= Direction =
Count, in the entries below, the lines in which "reports" occurs. Give the number, nothing more.

= Data extract =

•••

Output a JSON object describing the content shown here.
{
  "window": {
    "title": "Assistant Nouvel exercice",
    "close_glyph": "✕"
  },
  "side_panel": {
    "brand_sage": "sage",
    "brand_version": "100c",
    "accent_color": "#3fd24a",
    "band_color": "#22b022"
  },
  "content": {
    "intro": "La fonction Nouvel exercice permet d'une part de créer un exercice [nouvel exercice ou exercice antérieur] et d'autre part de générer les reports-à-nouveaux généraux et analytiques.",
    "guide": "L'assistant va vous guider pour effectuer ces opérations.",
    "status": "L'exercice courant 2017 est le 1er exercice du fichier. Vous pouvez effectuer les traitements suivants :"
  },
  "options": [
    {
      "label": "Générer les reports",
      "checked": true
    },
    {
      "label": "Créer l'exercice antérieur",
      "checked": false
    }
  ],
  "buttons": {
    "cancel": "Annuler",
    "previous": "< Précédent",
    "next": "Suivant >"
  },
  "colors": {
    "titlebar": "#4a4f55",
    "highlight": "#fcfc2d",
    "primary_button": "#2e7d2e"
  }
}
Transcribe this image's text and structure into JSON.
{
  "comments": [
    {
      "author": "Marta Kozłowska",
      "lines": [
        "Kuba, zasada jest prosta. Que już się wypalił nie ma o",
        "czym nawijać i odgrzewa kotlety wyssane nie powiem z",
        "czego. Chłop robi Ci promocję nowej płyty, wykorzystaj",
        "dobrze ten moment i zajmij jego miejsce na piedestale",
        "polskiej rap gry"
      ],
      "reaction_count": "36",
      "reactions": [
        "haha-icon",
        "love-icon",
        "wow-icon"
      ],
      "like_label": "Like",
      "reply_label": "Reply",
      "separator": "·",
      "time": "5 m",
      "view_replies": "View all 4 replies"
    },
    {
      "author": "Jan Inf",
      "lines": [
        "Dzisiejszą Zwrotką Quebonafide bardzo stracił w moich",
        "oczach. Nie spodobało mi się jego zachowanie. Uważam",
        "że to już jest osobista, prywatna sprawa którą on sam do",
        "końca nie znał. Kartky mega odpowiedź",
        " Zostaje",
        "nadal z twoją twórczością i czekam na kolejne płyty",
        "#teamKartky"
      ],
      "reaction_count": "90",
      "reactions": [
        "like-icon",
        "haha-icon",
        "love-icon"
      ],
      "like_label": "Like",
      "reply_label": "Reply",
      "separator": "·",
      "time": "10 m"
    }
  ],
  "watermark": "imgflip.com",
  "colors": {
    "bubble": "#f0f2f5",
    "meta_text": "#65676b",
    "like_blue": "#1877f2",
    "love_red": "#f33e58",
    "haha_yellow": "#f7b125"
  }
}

•••

= Answer below =
2